*Exercise*. Retype the records from the line with "- ruled-line: nije" to the line with "- field-value: naravne: [137, 596, 188, 608]", both included, without changing anything.
— START Data excerpts —
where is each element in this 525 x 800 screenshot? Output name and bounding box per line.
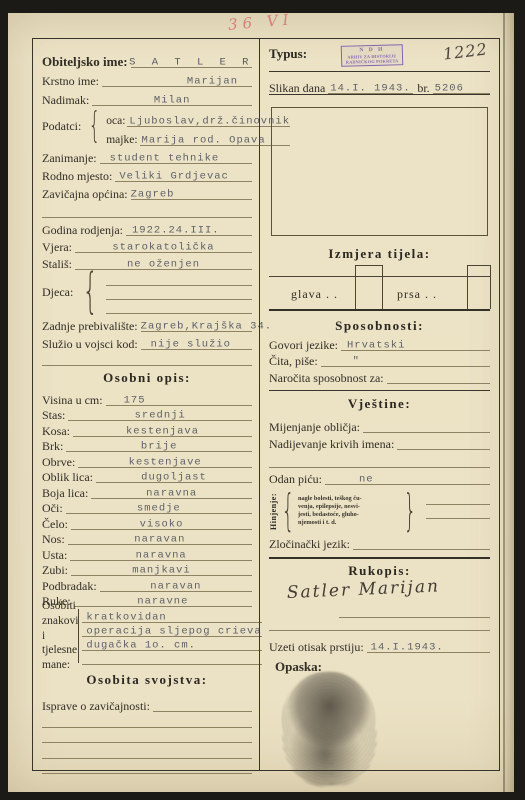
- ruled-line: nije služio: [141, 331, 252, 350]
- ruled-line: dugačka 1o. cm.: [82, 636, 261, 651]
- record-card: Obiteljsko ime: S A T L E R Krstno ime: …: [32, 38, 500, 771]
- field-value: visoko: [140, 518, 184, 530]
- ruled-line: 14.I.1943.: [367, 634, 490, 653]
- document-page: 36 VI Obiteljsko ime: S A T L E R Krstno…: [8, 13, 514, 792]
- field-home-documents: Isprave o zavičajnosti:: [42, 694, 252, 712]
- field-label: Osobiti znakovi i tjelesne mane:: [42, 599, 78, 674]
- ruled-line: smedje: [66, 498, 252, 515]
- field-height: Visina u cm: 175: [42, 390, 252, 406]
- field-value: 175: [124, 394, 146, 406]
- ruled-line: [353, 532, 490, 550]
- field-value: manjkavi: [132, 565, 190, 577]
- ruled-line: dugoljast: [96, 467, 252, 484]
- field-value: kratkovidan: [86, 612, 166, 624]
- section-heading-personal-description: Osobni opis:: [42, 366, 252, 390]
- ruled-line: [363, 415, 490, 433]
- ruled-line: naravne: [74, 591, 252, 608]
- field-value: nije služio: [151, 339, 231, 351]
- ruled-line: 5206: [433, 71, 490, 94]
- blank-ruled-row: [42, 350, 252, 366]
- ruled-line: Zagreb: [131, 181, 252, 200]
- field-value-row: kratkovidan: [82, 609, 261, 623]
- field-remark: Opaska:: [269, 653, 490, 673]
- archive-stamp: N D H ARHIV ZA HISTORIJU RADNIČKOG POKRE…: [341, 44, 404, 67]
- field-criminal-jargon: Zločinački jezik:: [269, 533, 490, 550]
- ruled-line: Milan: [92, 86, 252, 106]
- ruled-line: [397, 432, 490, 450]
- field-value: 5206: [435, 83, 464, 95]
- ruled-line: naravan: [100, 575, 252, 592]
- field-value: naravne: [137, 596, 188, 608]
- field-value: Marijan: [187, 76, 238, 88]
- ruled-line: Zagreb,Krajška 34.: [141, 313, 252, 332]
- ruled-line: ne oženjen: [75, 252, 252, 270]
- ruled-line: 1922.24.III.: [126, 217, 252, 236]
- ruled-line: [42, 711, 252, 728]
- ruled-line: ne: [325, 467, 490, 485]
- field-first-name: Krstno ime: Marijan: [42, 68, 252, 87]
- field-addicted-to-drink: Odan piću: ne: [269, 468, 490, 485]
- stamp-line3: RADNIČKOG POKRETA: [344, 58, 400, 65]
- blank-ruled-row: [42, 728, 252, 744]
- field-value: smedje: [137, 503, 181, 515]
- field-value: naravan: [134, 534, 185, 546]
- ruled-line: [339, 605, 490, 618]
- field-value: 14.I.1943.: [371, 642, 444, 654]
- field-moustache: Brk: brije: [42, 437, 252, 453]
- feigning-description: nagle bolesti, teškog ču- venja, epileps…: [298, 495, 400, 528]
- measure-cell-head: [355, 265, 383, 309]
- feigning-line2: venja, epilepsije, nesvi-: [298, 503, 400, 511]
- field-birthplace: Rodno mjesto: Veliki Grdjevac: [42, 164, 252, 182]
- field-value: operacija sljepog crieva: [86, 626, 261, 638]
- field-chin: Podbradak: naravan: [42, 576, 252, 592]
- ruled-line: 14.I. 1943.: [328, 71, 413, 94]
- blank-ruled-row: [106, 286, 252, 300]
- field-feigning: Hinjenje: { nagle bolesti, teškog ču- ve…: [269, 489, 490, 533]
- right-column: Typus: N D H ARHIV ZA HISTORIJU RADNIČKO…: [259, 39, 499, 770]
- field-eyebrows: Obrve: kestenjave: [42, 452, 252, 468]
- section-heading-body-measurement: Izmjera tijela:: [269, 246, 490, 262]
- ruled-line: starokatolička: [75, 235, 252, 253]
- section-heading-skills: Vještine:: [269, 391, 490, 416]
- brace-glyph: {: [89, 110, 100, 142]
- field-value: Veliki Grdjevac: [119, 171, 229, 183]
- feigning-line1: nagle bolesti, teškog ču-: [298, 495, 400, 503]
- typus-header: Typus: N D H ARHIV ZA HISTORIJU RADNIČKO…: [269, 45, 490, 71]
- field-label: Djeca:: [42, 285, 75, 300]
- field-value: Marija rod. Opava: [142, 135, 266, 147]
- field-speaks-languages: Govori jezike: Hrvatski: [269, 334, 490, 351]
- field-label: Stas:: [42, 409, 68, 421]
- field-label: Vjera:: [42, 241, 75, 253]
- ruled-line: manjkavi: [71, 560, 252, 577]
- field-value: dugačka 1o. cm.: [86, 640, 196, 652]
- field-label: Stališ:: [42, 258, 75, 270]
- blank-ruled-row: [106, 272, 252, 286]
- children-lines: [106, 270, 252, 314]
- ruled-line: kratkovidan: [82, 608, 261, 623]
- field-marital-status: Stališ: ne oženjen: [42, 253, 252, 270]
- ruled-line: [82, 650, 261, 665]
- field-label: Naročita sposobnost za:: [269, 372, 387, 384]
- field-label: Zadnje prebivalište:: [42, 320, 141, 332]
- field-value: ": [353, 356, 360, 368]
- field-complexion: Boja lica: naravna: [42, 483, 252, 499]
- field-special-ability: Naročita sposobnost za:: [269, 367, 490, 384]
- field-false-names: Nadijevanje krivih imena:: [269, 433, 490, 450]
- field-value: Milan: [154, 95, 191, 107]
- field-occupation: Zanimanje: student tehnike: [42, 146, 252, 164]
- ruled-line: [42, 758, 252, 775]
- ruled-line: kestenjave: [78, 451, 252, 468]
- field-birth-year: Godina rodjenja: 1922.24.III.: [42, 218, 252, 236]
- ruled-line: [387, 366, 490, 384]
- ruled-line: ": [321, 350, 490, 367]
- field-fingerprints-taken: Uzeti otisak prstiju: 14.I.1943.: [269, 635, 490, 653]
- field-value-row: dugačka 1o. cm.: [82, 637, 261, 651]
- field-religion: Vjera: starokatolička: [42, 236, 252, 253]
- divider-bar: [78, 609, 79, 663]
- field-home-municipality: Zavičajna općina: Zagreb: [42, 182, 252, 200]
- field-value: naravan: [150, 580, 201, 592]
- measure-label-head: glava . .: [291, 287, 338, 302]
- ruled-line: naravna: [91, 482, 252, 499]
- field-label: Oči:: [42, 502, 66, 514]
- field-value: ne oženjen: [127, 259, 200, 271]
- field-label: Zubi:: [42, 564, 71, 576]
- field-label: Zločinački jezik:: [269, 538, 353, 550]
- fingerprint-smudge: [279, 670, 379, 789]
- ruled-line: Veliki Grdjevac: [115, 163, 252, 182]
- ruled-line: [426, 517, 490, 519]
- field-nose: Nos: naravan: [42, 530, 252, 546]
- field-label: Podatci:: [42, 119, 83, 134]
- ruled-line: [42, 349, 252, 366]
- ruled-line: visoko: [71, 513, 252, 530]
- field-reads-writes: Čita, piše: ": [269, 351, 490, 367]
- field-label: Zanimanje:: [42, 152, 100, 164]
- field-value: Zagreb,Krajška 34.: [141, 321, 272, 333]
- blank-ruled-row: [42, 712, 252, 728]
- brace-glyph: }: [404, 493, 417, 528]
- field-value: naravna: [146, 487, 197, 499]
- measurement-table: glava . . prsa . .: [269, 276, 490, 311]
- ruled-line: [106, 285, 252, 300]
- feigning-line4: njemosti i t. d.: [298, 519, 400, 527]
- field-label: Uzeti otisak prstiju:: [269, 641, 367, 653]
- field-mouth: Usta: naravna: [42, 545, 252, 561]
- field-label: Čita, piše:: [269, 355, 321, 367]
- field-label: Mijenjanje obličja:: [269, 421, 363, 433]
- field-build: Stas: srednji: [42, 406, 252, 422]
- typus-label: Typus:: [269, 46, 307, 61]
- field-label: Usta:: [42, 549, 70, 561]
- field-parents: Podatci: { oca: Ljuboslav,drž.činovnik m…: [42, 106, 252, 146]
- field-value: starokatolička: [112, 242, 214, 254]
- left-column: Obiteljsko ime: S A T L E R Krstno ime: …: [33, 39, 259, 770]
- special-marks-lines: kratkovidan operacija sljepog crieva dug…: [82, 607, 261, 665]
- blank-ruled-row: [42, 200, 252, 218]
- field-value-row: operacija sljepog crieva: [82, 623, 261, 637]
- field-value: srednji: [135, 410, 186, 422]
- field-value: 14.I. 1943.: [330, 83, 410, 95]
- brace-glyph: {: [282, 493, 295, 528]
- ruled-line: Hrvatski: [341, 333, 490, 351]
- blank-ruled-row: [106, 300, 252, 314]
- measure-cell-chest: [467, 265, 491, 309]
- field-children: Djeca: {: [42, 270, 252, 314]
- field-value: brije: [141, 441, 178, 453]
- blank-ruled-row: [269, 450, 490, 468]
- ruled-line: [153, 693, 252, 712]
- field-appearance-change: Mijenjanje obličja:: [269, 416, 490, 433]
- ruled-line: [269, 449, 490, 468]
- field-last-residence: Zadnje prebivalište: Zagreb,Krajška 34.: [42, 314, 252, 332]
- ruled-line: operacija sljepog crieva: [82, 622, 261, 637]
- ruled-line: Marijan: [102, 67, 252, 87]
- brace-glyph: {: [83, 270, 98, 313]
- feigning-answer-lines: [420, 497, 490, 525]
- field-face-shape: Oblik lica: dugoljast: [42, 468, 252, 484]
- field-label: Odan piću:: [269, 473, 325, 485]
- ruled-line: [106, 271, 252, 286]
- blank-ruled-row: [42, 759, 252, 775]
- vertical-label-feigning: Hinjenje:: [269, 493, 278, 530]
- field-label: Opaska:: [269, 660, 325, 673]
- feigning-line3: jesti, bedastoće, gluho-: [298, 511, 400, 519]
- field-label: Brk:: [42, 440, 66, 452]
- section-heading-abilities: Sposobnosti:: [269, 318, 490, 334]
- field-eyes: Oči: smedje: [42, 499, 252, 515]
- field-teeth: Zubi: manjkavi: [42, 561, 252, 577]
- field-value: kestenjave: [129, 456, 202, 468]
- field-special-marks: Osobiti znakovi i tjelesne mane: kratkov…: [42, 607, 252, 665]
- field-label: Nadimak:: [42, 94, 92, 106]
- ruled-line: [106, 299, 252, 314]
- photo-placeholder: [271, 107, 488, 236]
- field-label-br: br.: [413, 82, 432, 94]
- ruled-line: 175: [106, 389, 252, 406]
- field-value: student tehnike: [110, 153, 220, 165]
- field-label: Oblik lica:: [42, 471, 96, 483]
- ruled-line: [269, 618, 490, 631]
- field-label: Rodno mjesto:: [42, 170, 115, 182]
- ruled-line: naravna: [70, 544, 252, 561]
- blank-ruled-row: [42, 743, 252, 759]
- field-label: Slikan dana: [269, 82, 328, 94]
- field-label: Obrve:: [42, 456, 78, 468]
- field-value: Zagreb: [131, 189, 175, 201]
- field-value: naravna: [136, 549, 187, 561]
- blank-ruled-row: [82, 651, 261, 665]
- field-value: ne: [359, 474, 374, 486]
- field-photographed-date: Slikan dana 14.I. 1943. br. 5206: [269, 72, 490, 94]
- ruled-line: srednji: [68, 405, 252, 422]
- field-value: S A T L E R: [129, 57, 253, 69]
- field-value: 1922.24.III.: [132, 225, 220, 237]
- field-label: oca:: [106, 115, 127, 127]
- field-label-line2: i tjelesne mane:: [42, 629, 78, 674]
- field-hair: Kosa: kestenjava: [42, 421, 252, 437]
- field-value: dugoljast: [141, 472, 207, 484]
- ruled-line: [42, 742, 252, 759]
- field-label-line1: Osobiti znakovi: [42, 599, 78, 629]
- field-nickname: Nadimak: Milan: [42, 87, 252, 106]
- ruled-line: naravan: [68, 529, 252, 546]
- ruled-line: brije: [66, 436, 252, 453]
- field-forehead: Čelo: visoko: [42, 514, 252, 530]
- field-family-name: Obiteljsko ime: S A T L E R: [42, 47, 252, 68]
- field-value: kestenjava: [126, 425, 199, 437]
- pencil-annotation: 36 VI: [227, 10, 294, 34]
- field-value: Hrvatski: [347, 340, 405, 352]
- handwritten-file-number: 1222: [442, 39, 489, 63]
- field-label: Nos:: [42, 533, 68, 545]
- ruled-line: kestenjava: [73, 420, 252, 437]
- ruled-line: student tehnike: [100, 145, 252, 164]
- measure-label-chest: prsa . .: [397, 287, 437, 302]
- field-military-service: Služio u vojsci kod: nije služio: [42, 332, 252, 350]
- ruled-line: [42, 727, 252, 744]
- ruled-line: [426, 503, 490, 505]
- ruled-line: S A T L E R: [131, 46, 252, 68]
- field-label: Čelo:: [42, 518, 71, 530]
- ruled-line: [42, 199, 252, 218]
— END Data excerpts —
*Exercise result*.
- ruled-line: nije služio: [141, 331, 252, 350]
- ruled-line: dugačka 1o. cm.: [82, 636, 261, 651]
- record-card: Obiteljsko ime: S A T L E R Krstno ime: …: [32, 38, 500, 771]
- field-value: visoko: [140, 518, 184, 530]
- ruled-line: 14.I.1943.: [367, 634, 490, 653]
- document-page: 36 VI Obiteljsko ime: S A T L E R Krstno…: [8, 13, 514, 792]
- field-home-documents: Isprave o zavičajnosti:: [42, 694, 252, 712]
- field-label: Osobiti znakovi i tjelesne mane:: [42, 599, 78, 674]
- ruled-line: smedje: [66, 498, 252, 515]
- field-height: Visina u cm: 175: [42, 390, 252, 406]
- field-value: 175: [124, 394, 146, 406]
- ruled-line: [353, 532, 490, 550]
- field-value: manjkavi: [132, 565, 190, 577]
- ruled-line: dugoljast: [96, 467, 252, 484]
- field-value: kratkovidan: [86, 612, 166, 624]
- section-heading-personal-description: Osobni opis:: [42, 366, 252, 390]
- ruled-line: [363, 415, 490, 433]
- ruled-line: naravne: [74, 591, 252, 608]
- field-value: nije služio: [151, 339, 231, 351]
- ruled-line: 5206: [433, 71, 490, 94]
- blank-ruled-row: [42, 350, 252, 366]
- ruled-line: Zagreb: [131, 181, 252, 200]
- field-value-row: kratkovidan: [82, 609, 261, 623]
- field-remark: Opaska:: [269, 653, 490, 673]
- archive-stamp: N D H ARHIV ZA HISTORIJU RADNIČKOG POKRE…: [341, 44, 404, 67]
- field-criminal-jargon: Zločinački jezik:: [269, 533, 490, 550]
- ruled-line: Milan: [92, 86, 252, 106]
- ruled-line: [397, 432, 490, 450]
- field-value: 5206: [435, 83, 464, 95]
- ruled-line: naravan: [100, 575, 252, 592]
- field-value: naravne: [137, 596, 188, 608]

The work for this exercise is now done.